[Your task] Every record below should be written out exactly; pictures stay out.

---------- Input for this task ----------

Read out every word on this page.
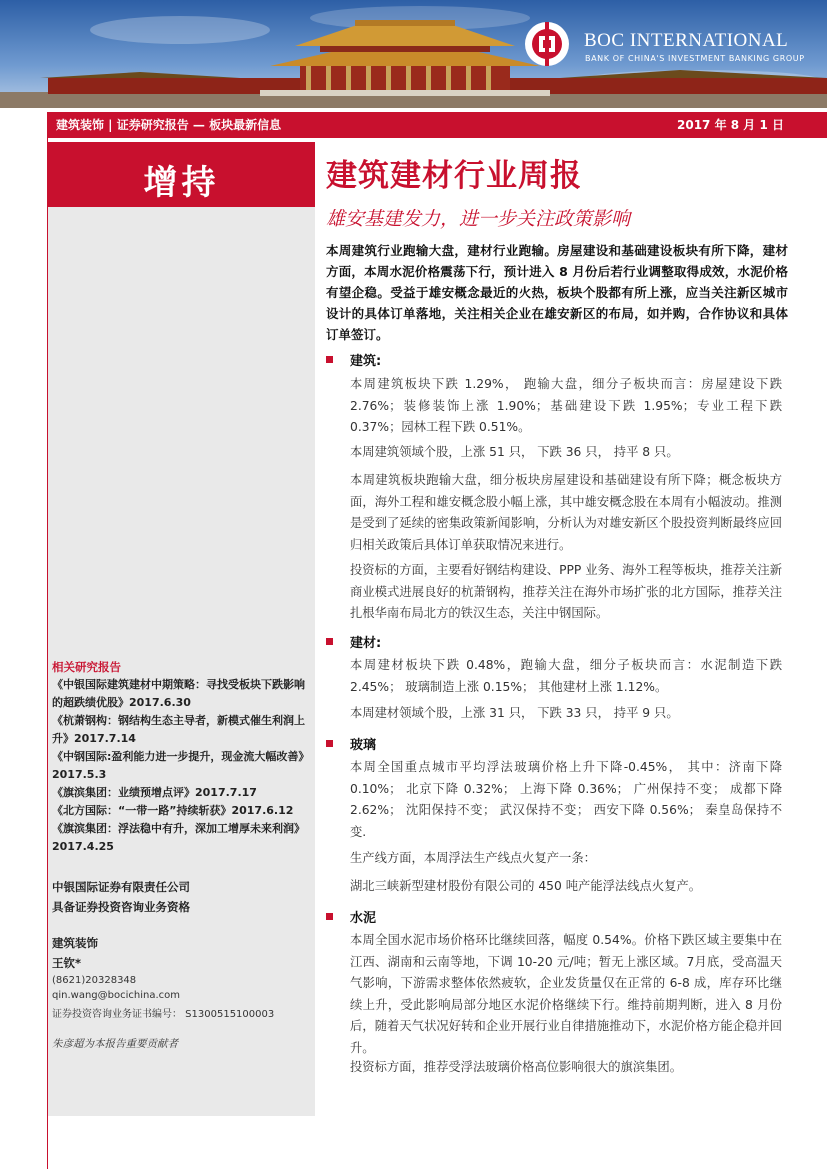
BOC INTERNATIONAL
BANK OF CHINA'S INVESTMENT BANKING GROUP
建筑装饰 | 证券研究报告 — 板块最新信息	2017 年 8 月 1 日
增持	建筑建材行业周报
雄安基建发力，进一步关注政策影响
本周建筑行业跑输大盘，建材行业跑输。房屋建设和基础建设板块有所下降，建材方面，本周水泥价格震荡下行，预计进入 8 月份后若行业调整取得成效，水泥价格有望企稳。受益于雄安概念最近的火热，板块个股都有所上涨，应当关注新区城市设计的具体订单落地，关注相关企业在雄安新区的布局，如并购，合作协议和具体订单签订。
建筑:
本周建筑板块下跌 1.29%， 跑输大盘，细分子板块而言：房屋建设下跌 2.76%；装修装饰上涨 1.90%；基础建设下跌 1.95%；专业工程下跌 0.37%；园林工程下跌 0.51%。
本周建筑领域个股，上涨 51 只， 下跌 36 只， 持平 8 只。
本周建筑板块跑输大盘，细分板块房屋建设和基础建设有所下降；概念板块方面，海外工程和雄安概念股小幅上涨，其中雄安概念股在本周有小幅波动。推测是受到了延续的密集政策新闻影响，分析认为对雄安新区个股投资判断最终应回归相关政策后具体订单获取情况来进行。
投资标的方面，主要看好钢结构建设、PPP 业务、海外工程等板块，推荐关注新商业模式进展良好的杭萧钢构，推荐关注在海外市场扩张的北方国际，推荐关注扎根华南布局北方的铁汉生态，关注中钢国际。
建材:
本周建材板块下跌 0.48%，跑输大盘，细分子板块而言：水泥制造下跌 2.45%； 玻璃制造上涨 0.15%； 其他建材上涨 1.12%。
本周建材领域个股，上涨 31 只， 下跌 33 只， 持平 9 只。
玻璃
本周全国重点城市平均浮法玻璃价格上升下降-0.45%， 其中：济南下降 0.10%； 北京下降 0.32%； 上海下降 0.36%； 广州保持不变； 成都下降 2.62%； 沈阳保持不变； 武汉保持不变； 西安下降 0.56%； 秦皇岛保持不变.
生产线方面，本周浮法生产线点火复产一条：
湖北三峡新型建材股份有限公司的 450 吨产能浮法线点火复产。
水泥
本周全国水泥市场价格环比继续回落，幅度 0.54%。价格下跌区域主要集中在江西、湖南和云南等地，下调 10-20 元/吨；暂无上涨区域。7月底，受高温天气影响，下游需求整体依然疲软，企业发货量仅在正常的 6-8 成，库存环比继续上升，受此影响局部分地区水泥价格继续下行。维持前期判断，进入 8 月份后，随着天气状况好转和企业开展行业自律措施推动下，水泥价格方能企稳并回升。
投资标方面，推荐受浮法玻璃价格高位影响很大的旗滨集团。
相关研究报告
《中银国际建筑建材中期策略：寻找受板块下跌影响的超跌绩优股》2017.6.30
《杭萧钢构：钢结构生态主导者，新模式催生利润上升》2017.7.14
《中钢国际:盈利能力进一步提升，现金流大幅改善》2017.5.3
《旗滨集团：业绩预增点评》2017.7.17
《北方国际：“一带一路”持续斩获》2017.6.12
《旗滨集团：浮法稳中有升，深加工增厚未来利润》2017.4.25
中银国际证券有限责任公司
具备证券投资咨询业务资格
建筑装饰
王钦*
(8621)20328348
qin.wang@bocichina.com
证券投资咨询业务证书编号： S1300515100003
朱彦超为本报告重要贡献者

----------

[Worked answer]
Read out every word on this page.
BOC INTERNATIONAL
BANK OF CHINA'S INVESTMENT BANKING GROUP
建筑装饰 | 证券研究报告 — 板块最新信息	2017 年 8 月 1 日
增持	建筑建材行业周报
雄安基建发力，进一步关注政策影响
本周建筑行业跑输大盘，建材行业跑输。房屋建设和基础建设板块有所下降，建材方面，本周水泥价格震荡下行，预计进入 8 月份后若行业调整取得成效，水泥价格有望企稳。受益于雄安概念最近的火热，板块个股都有所上涨，应当关注新区城市设计的具体订单落地，关注相关企业在雄安新区的布局，如并购，合作协议和具体订单签订。
建筑:
本周建筑板块下跌 1.29%， 跑输大盘，细分子板块而言：房屋建设下跌 2.76%；装修装饰上涨 1.90%；基础建设下跌 1.95%；专业工程下跌 0.37%；园林工程下跌 0.51%。
本周建筑领域个股，上涨 51 只， 下跌 36 只， 持平 8 只。
本周建筑板块跑输大盘，细分板块房屋建设和基础建设有所下降；概念板块方面，海外工程和雄安概念股小幅上涨，其中雄安概念股在本周有小幅波动。推测是受到了延续的密集政策新闻影响，分析认为对雄安新区个股投资判断最终应回归相关政策后具体订单获取情况来进行。
投资标的方面，主要看好钢结构建设、PPP 业务、海外工程等板块，推荐关注新商业模式进展良好的杭萧钢构，推荐关注在海外市场扩张的北方国际，推荐关注扎根华南布局北方的铁汉生态，关注中钢国际。
建材:
本周建材板块下跌 0.48%，跑输大盘，细分子板块而言：水泥制造下跌 2.45%； 玻璃制造上涨 0.15%； 其他建材上涨 1.12%。
本周建材领域个股，上涨 31 只， 下跌 33 只， 持平 9 只。
玻璃
本周全国重点城市平均浮法玻璃价格上升下降-0.45%， 其中：济南下降 0.10%； 北京下降 0.32%； 上海下降 0.36%； 广州保持不变； 成都下降 2.62%； 沈阳保持不变； 武汉保持不变； 西安下降 0.56%； 秦皇岛保持不变.
生产线方面，本周浮法生产线点火复产一条：
湖北三峡新型建材股份有限公司的 450 吨产能浮法线点火复产。
水泥
本周全国水泥市场价格环比继续回落，幅度 0.54%。价格下跌区域主要集中在江西、湖南和云南等地，下调 10-20 元/吨；暂无上涨区域。7月底，受高温天气影响，下游需求整体依然疲软，企业发货量仅在正常的 6-8 成，库存环比继续上升，受此影响局部分地区水泥价格继续下行。维持前期判断，进入 8 月份后，随着天气状况好转和企业开展行业自律措施推动下，水泥价格方能企稳并回升。
投资标方面，推荐受浮法玻璃价格高位影响很大的旗滨集团。
相关研究报告
《中银国际建筑建材中期策略：寻找受板块下跌影响的超跌绩优股》2017.6.30
《杭萧钢构：钢结构生态主导者，新模式催生利润上升》2017.7.14
《中钢国际:盈利能力进一步提升，现金流大幅改善》2017.5.3
《旗滨集团：业绩预增点评》2017.7.17
《北方国际：“一带一路”持续斩获》2017.6.12
《旗滨集团：浮法稳中有升，深加工增厚未来利润》2017.4.25
中银国际证券有限责任公司
具备证券投资咨询业务资格
建筑装饰
王钦*
(8621)20328348
qin.wang@bocichina.com
证券投资咨询业务证书编号： S1300515100003
朱彦超为本报告重要贡献者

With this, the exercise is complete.